* [Document passage]

Tuesday, August 20, 2024

LaTeX and arxiv

Posting a LaTeX manuscript on arxiv is straightforward.

  1. Compile your document (say, main.tex). It is okay to leave all your figures in a "figs/" subfolder. Unlike some outlets, you don't have to flatten your directory structure.
  2. Apart from main.tex, main.bbl [bibliography], and figures, you may delete all other files. You need the bbl file because arxiv does not run bibtex.
  3. Zip the folder, and upload on arxiv.
If you have a supplementary information document (say, si.tex) and you use the "xr" package to cross-reference between main.tex and si.tex, then a few extra steps are required.

arxiv compiles all tex files in the zipped folder in alphabetic order. So it is important that "main.tex" appears before "si.tex", in case your tex files have different labels. 
  1. Compile main.tex and si.tex several times on your machine, so that inter-document cross-references work as desired.
  2. Apart from main.tex, si.tex, main.bbl, si.bbl, main.aux, si.aux, and figures, you may delete all other files. [xr uses main.aux and si.aux.]
  3. Relabel main.tex to main_ren.tex, main.bbl to main_ren.bbl, si.tex to si_ren.tex, and si.bbl to si_ren.bbl. Do not relabel *.aux files. Do not compile.
  4. Zip the folder, and upload on arxiv.

Thursday, February 22, 2024

Large PDFs with Matplotlib

Vector graphics (SVG/PDF) outputs of scatterplots with thousands of points lead to bloated files, unlike say raster formats like PNG. This makes scrolling PDF documents that include such bloated files a painful affair.

The reason is fairly obvious: vector files scale with the number of data-points, while raster files scale with the number of pixels.

There are many potential solutions. The simplest is to rasterize only the large dataset of scatter points using the rasterized=True flag. Thus,

plt.plot(x, y, 'o', alpha=0.1, rasterized=True)

* [Record set]
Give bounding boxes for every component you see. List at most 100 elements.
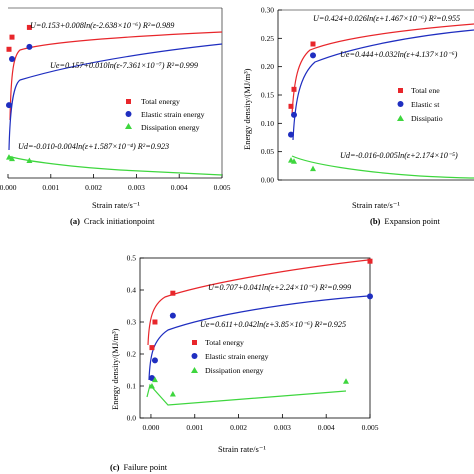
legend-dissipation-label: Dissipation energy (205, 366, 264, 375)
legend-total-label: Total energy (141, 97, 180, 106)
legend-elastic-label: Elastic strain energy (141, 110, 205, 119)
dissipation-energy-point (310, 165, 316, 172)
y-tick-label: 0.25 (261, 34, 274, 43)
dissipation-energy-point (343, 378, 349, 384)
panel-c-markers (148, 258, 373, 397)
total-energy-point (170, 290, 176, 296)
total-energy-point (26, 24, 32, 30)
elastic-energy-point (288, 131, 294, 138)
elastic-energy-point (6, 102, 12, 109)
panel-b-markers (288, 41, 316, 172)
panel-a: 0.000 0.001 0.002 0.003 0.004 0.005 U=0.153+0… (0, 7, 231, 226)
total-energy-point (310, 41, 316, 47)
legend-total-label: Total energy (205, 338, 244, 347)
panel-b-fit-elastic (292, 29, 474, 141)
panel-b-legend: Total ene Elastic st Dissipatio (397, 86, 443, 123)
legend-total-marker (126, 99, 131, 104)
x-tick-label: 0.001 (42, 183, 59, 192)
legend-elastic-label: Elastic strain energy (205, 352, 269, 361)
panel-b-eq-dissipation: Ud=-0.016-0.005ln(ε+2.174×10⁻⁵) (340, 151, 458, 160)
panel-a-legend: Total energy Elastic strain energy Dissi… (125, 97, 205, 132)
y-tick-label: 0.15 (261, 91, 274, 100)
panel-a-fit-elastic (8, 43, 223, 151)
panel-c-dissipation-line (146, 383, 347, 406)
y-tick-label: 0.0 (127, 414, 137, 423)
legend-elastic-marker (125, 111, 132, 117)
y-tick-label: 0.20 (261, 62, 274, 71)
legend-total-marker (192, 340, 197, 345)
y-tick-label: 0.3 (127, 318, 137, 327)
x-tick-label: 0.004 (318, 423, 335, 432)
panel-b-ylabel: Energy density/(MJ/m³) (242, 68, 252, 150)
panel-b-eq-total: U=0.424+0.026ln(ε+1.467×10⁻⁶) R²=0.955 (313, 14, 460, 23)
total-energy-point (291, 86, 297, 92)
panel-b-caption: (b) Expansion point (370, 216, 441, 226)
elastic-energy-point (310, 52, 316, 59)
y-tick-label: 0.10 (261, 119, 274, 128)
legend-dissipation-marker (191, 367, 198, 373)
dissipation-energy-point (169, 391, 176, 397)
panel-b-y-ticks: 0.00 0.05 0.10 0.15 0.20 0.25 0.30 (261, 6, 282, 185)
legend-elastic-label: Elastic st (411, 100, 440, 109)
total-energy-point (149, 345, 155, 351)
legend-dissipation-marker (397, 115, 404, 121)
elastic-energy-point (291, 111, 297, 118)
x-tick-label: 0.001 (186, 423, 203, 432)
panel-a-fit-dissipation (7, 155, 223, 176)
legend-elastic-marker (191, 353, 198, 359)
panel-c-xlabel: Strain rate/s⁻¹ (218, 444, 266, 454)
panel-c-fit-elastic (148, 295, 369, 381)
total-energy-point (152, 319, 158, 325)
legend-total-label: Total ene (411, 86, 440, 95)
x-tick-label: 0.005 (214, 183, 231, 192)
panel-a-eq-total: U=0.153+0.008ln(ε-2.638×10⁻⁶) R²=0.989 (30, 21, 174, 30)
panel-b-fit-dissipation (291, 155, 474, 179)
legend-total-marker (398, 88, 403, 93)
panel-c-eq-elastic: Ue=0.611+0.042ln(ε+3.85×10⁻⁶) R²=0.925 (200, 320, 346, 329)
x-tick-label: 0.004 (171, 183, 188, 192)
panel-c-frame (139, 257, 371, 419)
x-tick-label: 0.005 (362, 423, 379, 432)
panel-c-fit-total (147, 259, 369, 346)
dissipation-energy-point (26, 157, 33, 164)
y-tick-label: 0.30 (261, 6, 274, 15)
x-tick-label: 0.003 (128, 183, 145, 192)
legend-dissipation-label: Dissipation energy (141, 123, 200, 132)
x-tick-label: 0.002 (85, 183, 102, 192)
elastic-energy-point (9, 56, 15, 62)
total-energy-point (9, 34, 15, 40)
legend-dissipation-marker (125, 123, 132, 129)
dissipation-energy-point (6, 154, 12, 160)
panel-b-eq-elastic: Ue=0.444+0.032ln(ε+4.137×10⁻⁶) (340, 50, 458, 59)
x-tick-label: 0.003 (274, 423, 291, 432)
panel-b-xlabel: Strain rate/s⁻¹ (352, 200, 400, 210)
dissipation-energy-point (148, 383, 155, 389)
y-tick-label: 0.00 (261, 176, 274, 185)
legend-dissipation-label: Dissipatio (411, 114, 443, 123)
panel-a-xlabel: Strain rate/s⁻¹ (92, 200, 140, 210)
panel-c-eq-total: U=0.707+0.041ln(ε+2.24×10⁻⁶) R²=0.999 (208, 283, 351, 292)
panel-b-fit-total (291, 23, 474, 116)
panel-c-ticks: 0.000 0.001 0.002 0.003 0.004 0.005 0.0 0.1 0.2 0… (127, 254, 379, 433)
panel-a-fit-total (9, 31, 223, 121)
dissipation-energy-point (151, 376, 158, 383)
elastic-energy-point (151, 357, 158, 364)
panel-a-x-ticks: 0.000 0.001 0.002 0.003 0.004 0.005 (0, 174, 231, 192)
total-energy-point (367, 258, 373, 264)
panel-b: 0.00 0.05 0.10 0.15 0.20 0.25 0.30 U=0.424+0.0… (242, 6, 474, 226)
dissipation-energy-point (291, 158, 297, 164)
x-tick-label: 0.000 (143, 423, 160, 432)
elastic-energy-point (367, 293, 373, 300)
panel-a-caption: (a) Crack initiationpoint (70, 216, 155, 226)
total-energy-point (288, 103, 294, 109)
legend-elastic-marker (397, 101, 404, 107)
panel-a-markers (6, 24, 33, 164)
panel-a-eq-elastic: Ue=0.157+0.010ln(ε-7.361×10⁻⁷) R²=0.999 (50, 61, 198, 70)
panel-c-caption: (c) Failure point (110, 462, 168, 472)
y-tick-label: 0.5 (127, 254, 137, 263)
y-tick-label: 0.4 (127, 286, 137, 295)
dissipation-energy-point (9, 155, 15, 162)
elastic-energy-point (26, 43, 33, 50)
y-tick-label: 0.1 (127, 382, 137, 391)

* [Tasks for this exercise]
- A) In the records, please copy the lines starting at the one containing "366, 264, 375)" and ending at the one containing "x-tick-label: 0.001 (42, 183, 59, 192)", both included.
- B) Continue the blog post on LaTeX and Matplotlib from its last sentence.

* [Answers to the exercises]
- A)
legend-dissipation-label: Dissipation energy (205, 366, 264, 375)
legend-total-label: Total energy (141, 97, 180, 106)
legend-elastic-label: Elastic strain energy (141, 110, 205, 119)
dissipation-energy-point (310, 165, 316, 172)
y-tick-label: 0.25 (261, 34, 274, 43)
dissipation-energy-point (343, 378, 349, 384)
panel-c-markers (148, 258, 373, 397)
total-energy-point (170, 290, 176, 296)
total-energy-point (26, 24, 32, 30)
elastic-energy-point (288, 131, 294, 138)
elastic-energy-point (6, 102, 12, 109)
panel-b-markers (288, 41, 316, 172)
panel-a: 0.000 0.001 0.002 0.003 0.004 0.005 U=0.153+0… (0, 7, 231, 226)
total-energy-point (310, 41, 316, 47)
legend-total-label: Total energy (205, 338, 244, 347)
panel-b-fit-elastic (292, 29, 474, 141)
panel-b-legend: Total ene Elastic st Dissipatio (397, 86, 443, 123)
legend-total-marker (126, 99, 131, 104)
x-tick-label: 0.001 (42, 183, 59, 192)

- B)
The resulting PDF is much lighter.

Friday, September 8, 2023

Merging BibTeX bibliography files

Suppose you want to merge two bib files (f1.bib and f2.bib) that have considerable overlap. One easy solution using Jabref works as described below.

Suppose the target bibliography file without duplicates is merge.bib.

1. Copy f1.bib to merge.bib [cp f1.bib merge.bib]

2. Open merge.bib with Jabref

3. Then click File > Import into current database and select the other file [f2.bib]

4. You get a dialog box which allows you to manually decide what entries/versions you want to retain. If both f1.bib and f2.bib are of comparable quality, you can select "Deselect all duplicates" which automatically unselects duplicated entries.

5. Hit "OK" and save the modfied database [Ctrl-S]

Sunday, July 9, 2023

Two useful Matplotlib utilities

 1. Latexify_py

latexify is a Python package to compile a fragment of Python source code to a corresponding expression.



Pylustrator offers an interactive interface to find the best way to present your data in a figure for publication. Added formatting an styling can be saved by automatically generated code. To compose multiple figures to panels, pylustrator can compose different subfigures to a single figure.

See Youtube demo.


Tuesday, November 8, 2022

LaTeX to Word

Often I have a document in LaTeX, and somebody else needs an editable copy in Word. Here is a list of hacks I have learnt to use:

1. If the document is relatively free of math and figures then the simplest course is often to compile a PDF, and "import" the PDF into MS Word. This works out remarkably well in many cases.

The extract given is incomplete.